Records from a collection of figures
--------------------

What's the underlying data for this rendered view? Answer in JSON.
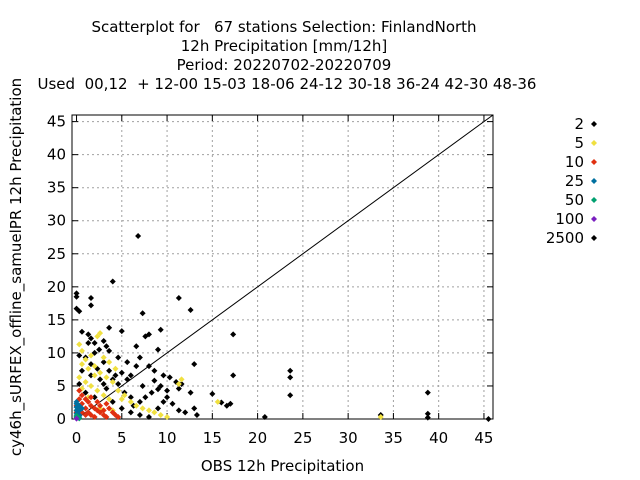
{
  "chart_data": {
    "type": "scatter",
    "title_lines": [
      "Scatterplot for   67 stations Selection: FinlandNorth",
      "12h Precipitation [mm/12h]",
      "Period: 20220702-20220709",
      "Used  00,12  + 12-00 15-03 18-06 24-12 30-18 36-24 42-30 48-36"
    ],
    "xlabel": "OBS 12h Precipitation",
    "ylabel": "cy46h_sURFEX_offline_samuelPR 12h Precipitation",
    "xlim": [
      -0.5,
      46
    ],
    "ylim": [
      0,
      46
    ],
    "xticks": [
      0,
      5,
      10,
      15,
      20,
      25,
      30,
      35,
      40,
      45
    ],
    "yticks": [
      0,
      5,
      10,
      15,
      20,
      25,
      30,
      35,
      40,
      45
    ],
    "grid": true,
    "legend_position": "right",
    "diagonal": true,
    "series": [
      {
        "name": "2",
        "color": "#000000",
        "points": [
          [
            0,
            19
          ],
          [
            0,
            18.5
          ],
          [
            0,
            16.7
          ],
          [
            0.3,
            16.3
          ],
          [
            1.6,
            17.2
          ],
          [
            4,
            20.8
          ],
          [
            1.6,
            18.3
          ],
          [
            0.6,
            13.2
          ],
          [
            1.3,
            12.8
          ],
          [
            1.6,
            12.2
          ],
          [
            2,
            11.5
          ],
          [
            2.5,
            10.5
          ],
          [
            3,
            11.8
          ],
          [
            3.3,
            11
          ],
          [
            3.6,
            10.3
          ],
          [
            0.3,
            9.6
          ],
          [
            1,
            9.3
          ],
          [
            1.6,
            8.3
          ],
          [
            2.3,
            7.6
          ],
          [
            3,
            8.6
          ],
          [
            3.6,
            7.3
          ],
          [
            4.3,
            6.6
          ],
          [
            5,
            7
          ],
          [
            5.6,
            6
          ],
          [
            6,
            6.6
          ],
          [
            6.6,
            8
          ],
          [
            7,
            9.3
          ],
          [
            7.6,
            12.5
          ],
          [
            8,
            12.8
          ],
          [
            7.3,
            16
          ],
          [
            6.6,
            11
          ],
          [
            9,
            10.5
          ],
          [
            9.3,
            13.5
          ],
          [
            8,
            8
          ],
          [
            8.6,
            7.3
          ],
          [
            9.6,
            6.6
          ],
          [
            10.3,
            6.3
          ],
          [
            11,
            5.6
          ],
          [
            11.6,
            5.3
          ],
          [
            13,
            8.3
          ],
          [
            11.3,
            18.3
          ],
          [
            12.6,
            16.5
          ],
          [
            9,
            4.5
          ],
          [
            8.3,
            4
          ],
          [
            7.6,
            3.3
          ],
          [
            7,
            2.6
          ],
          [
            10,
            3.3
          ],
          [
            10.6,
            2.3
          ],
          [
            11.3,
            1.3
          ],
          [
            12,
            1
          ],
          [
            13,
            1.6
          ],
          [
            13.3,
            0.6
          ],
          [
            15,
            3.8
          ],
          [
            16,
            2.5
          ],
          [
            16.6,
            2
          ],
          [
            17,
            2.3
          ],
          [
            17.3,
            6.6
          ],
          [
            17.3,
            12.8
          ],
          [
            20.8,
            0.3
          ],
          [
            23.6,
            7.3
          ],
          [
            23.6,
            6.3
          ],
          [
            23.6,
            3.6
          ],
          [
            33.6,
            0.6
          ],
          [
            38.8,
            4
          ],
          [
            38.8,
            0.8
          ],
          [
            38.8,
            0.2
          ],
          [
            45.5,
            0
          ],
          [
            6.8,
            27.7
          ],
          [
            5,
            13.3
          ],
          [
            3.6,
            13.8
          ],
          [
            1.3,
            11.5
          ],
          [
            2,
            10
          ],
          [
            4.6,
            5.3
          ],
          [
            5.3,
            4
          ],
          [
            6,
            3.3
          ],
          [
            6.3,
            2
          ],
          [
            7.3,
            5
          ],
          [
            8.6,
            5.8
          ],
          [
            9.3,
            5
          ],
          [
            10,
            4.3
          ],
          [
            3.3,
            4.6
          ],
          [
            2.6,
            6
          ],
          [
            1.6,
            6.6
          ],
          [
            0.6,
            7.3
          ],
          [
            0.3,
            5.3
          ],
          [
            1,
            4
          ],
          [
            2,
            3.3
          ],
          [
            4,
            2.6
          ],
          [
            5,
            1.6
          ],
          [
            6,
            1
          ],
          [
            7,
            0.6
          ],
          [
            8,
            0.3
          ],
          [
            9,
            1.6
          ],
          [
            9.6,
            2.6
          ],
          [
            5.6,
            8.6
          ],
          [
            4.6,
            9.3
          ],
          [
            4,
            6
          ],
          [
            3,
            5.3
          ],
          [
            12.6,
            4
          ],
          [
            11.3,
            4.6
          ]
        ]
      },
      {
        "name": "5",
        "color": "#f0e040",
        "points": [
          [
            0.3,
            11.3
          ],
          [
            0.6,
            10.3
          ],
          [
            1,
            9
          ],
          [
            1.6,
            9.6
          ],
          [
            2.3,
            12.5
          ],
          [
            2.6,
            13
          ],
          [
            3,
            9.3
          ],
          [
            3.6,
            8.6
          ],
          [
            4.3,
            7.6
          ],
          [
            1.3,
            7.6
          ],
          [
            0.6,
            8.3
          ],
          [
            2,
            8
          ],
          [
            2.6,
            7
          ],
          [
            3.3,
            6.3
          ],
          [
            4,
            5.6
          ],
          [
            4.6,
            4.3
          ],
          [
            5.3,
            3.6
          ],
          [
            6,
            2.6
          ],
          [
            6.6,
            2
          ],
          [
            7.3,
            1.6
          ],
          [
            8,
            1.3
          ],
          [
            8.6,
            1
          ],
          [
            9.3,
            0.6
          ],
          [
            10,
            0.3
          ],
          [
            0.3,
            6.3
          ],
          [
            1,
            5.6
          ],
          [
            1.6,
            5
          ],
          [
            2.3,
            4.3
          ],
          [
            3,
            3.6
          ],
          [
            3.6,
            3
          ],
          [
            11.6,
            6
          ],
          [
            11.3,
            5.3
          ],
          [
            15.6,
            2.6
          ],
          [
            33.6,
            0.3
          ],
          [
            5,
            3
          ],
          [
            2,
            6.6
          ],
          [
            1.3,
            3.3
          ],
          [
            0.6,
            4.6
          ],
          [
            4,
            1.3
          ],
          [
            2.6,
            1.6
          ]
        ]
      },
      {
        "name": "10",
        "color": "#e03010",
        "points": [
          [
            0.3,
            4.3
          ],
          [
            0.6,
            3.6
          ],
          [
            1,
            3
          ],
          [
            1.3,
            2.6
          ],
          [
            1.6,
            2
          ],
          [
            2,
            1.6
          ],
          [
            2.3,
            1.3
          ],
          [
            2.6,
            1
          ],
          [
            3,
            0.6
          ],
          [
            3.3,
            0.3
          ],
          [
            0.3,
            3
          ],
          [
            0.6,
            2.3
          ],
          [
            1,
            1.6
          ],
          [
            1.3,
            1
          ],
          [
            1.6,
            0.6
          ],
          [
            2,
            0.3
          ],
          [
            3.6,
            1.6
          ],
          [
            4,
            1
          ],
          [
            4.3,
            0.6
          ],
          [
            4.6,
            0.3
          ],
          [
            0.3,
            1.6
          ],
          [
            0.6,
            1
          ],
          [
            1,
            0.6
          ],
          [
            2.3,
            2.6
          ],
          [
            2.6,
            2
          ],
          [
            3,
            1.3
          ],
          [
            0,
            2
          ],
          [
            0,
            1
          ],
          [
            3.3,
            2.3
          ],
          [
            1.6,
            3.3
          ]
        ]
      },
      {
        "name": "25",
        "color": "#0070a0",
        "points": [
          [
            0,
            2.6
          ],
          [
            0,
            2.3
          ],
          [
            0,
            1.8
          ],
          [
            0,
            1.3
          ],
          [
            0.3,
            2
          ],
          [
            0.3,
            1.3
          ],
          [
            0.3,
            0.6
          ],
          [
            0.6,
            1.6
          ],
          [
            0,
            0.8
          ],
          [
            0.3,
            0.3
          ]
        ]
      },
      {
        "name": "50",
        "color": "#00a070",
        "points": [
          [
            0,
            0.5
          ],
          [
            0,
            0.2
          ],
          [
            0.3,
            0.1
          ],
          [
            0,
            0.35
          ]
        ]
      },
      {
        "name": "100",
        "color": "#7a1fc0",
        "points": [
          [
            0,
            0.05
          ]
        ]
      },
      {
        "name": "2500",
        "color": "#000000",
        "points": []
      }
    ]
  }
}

--------------------

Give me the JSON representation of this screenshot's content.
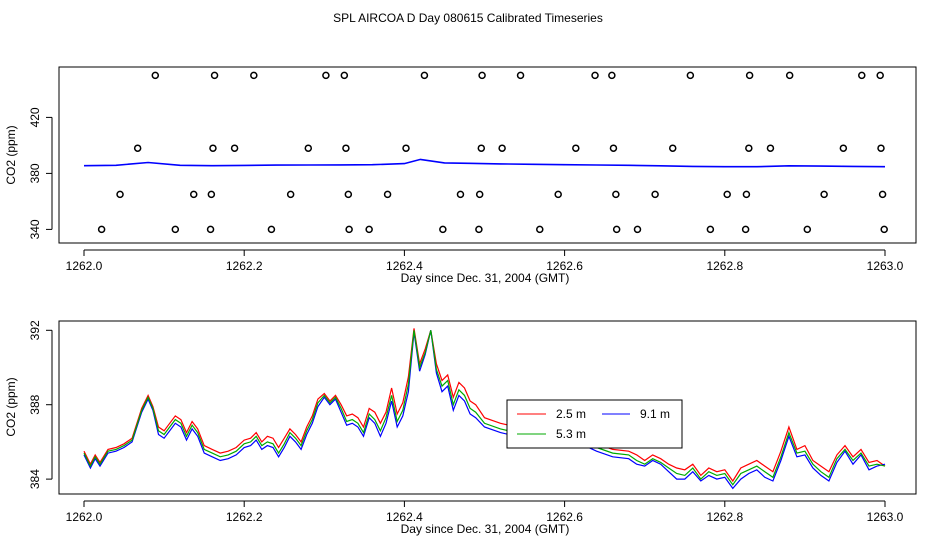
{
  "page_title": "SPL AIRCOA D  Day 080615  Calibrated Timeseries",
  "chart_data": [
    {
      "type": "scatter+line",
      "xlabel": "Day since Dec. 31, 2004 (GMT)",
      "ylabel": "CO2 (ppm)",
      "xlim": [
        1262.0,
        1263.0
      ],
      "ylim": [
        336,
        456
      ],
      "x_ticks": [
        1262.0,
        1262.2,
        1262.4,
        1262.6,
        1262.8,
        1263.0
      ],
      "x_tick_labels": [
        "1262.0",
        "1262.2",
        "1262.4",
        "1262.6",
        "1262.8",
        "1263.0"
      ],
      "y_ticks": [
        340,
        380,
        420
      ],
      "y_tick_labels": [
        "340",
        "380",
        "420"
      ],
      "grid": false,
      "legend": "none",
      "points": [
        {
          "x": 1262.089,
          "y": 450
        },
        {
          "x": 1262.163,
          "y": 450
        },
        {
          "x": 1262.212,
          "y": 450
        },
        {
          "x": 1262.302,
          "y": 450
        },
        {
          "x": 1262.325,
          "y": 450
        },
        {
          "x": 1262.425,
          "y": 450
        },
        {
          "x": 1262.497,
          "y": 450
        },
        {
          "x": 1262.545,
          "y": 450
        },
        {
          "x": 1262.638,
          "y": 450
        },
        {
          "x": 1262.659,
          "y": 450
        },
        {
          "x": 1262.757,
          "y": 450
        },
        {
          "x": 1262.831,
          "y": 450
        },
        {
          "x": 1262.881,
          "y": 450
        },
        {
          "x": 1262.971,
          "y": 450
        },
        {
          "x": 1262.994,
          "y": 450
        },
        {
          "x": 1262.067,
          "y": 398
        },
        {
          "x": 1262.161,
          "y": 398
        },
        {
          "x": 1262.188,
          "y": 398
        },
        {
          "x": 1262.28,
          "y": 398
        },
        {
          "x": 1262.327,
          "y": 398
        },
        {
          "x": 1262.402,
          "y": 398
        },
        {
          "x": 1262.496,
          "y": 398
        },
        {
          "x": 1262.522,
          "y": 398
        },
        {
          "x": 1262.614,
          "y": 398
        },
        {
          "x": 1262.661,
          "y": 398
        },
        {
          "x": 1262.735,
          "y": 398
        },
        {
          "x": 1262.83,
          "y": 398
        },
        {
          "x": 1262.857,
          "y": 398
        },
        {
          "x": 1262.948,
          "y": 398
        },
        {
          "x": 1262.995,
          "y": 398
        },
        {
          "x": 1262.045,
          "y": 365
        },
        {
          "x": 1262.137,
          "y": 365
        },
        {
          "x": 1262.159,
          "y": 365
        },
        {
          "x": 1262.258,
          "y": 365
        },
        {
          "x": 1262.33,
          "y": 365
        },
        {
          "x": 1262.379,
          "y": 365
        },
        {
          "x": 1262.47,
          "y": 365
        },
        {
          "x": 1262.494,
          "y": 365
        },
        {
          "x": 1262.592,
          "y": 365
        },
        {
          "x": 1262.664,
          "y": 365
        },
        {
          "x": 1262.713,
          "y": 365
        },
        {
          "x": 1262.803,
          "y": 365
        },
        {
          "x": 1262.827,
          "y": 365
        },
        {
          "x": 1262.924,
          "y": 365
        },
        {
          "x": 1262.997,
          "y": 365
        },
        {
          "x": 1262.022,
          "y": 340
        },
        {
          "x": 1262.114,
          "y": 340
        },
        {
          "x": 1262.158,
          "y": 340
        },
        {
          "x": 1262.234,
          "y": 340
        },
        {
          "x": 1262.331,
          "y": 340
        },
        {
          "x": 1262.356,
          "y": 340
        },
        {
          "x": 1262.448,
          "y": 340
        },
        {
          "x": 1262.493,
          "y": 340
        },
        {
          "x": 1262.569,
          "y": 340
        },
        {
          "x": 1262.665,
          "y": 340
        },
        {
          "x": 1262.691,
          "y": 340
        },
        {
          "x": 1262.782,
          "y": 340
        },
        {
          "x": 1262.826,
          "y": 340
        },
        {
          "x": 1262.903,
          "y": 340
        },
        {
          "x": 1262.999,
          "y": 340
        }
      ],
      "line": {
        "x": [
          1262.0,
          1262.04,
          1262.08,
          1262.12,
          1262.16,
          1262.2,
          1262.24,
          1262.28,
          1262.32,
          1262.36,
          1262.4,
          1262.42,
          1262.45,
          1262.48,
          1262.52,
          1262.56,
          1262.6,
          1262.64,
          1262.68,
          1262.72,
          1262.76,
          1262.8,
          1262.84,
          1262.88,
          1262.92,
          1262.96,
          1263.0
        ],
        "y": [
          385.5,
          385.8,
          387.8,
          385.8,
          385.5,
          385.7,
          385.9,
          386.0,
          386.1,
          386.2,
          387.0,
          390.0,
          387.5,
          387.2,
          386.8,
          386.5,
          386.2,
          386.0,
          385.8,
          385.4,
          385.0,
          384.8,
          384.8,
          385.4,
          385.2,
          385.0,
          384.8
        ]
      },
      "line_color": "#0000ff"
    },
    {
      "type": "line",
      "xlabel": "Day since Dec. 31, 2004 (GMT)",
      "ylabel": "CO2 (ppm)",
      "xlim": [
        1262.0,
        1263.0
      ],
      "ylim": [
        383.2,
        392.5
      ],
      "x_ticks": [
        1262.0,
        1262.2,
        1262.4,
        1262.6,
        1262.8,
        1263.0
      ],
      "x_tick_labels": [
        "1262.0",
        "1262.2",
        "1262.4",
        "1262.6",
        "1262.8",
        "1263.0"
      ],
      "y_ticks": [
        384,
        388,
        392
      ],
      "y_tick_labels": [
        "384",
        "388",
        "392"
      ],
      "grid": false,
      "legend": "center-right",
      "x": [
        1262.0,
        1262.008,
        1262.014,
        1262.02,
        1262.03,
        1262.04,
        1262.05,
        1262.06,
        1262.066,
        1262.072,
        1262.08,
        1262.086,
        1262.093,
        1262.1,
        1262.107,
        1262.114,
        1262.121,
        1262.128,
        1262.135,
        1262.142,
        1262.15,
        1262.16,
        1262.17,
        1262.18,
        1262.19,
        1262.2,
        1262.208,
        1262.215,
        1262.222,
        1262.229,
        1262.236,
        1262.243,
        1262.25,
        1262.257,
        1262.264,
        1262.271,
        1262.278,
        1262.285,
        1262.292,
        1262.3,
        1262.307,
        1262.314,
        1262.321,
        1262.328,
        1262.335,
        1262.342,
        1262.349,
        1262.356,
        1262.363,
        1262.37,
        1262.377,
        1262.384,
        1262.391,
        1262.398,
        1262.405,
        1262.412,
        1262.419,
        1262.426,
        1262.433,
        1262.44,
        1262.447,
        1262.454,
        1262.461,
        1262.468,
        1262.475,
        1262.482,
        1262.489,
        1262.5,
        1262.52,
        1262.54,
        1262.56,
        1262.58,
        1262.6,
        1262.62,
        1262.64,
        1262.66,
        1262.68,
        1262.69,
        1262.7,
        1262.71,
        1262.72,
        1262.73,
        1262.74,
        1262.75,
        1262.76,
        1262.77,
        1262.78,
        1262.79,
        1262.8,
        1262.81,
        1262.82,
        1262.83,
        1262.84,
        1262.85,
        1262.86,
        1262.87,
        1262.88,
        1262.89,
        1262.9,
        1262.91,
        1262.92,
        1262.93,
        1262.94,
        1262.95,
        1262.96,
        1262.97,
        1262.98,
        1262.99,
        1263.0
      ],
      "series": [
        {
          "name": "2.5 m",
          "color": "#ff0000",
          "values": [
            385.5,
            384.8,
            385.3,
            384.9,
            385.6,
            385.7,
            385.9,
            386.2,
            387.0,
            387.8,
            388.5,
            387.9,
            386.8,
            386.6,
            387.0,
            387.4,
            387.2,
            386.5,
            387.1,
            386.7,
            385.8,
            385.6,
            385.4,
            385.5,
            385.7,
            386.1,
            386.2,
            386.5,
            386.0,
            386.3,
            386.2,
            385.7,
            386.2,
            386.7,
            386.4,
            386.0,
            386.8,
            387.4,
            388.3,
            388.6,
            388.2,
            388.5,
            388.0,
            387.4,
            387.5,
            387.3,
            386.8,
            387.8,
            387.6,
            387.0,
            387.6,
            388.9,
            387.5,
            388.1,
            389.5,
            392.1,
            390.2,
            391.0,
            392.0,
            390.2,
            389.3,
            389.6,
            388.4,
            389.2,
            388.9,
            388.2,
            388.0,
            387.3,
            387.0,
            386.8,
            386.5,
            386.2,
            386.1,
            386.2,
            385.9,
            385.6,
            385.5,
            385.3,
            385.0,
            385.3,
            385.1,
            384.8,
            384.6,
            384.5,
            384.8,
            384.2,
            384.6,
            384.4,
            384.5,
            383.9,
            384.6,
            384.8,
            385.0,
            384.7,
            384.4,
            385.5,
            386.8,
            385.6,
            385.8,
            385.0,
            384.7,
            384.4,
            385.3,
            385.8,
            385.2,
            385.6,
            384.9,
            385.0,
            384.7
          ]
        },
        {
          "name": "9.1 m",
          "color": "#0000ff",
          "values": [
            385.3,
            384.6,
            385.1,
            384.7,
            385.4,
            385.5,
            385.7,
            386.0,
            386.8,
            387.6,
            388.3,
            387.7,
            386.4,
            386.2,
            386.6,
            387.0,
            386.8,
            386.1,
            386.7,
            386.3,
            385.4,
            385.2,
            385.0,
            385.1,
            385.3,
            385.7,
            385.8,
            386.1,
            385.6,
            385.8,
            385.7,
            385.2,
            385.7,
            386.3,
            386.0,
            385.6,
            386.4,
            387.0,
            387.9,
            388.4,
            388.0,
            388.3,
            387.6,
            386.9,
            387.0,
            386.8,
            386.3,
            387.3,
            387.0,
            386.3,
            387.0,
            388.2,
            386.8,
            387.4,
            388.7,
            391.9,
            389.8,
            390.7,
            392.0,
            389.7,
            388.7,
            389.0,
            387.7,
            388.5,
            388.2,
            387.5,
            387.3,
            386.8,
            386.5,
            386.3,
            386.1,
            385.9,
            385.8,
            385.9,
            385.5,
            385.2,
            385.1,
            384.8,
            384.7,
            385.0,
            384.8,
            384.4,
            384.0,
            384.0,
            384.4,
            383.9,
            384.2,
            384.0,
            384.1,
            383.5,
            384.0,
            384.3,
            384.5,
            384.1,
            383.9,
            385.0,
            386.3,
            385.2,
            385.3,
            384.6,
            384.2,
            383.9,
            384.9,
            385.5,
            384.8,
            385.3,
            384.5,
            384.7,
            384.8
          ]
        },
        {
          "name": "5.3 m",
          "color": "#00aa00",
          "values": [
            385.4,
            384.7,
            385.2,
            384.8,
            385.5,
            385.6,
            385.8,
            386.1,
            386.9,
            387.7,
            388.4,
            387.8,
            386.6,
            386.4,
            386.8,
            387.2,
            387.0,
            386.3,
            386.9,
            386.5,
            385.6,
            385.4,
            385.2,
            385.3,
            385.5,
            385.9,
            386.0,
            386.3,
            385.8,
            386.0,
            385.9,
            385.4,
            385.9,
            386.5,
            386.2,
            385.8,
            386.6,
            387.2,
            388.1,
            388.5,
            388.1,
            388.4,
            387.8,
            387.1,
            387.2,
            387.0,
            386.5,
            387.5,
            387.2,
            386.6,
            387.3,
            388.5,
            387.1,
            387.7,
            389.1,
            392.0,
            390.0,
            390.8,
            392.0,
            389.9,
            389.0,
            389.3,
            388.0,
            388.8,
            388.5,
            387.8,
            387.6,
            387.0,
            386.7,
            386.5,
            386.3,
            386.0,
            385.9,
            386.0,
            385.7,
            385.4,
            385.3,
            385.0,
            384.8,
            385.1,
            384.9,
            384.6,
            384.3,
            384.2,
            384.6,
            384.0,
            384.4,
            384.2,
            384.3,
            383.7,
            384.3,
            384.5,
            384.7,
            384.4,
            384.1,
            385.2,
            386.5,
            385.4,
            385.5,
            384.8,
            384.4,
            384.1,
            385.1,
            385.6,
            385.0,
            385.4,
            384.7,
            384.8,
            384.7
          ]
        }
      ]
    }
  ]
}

--------------------

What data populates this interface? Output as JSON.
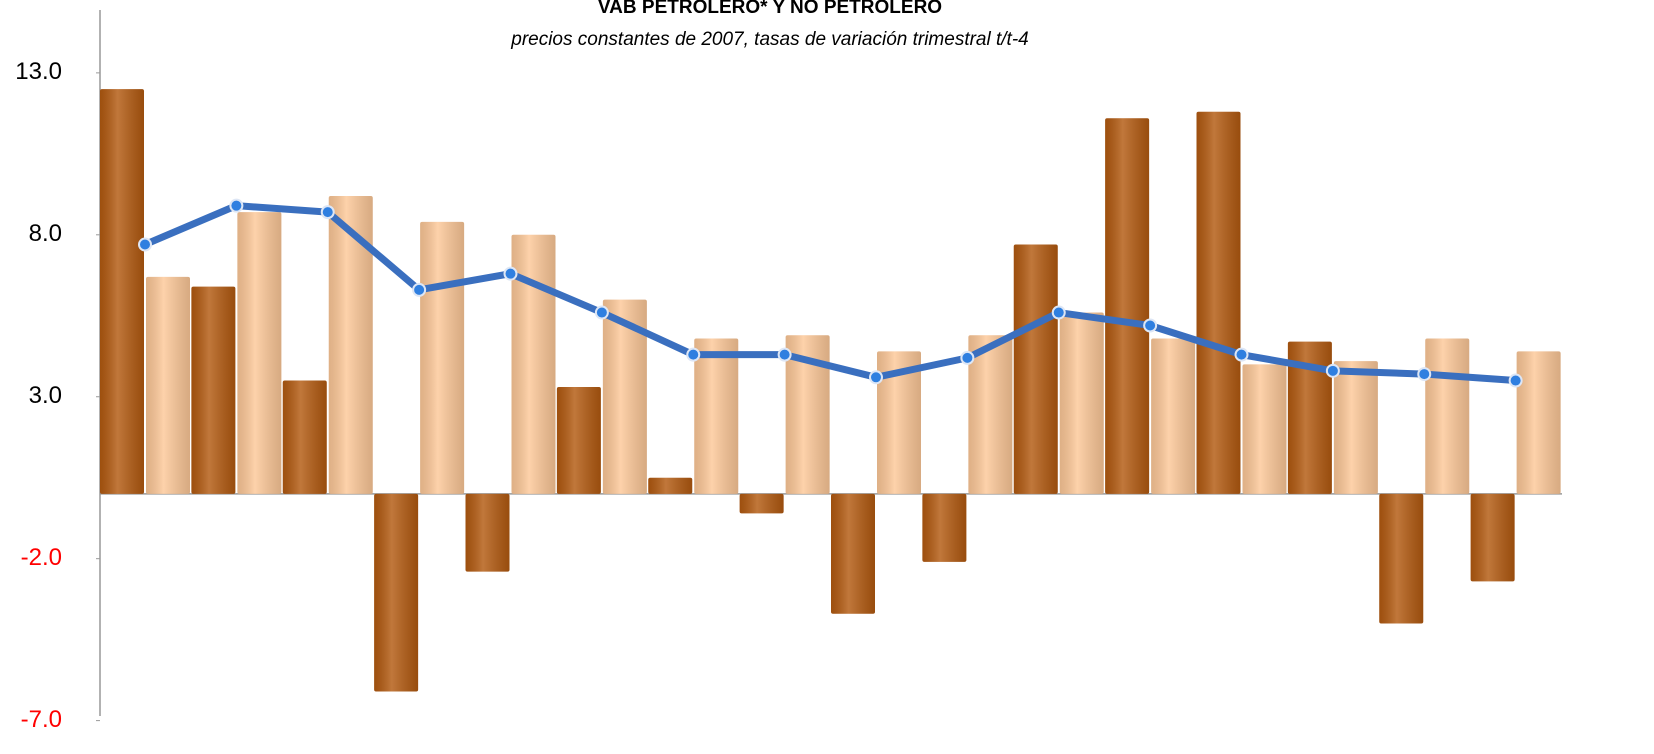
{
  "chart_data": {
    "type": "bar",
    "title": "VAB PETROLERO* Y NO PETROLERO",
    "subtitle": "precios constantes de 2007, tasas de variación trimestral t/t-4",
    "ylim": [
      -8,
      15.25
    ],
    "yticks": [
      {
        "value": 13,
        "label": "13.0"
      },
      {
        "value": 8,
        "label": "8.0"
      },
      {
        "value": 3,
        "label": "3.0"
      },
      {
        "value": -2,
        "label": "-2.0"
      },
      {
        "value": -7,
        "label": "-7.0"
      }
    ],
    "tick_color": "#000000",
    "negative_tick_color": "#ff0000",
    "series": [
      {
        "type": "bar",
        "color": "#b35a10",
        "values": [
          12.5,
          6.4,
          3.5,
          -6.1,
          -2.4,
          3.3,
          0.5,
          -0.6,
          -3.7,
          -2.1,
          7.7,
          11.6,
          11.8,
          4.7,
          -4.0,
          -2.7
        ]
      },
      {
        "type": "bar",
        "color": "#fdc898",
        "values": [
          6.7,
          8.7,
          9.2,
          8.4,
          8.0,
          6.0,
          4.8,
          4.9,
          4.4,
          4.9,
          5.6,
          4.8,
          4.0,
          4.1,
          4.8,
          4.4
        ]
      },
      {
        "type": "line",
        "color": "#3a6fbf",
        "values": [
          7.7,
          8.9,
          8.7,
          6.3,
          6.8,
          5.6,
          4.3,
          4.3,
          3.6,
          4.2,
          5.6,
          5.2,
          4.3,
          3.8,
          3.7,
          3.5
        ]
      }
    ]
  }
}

--------------------

> WORK REQUIRED
Pull out every line holding "name" from the records above, and copy it.

> OUTPUT
        "name": "2",
        "name": "5",
        "name": "10",
        "name": "25",
        "name": "50",
        "name": "100",
        "name": "2500",
          "name": "2.5 m",
          "name": "9.1 m",
          "name": "5.3 m",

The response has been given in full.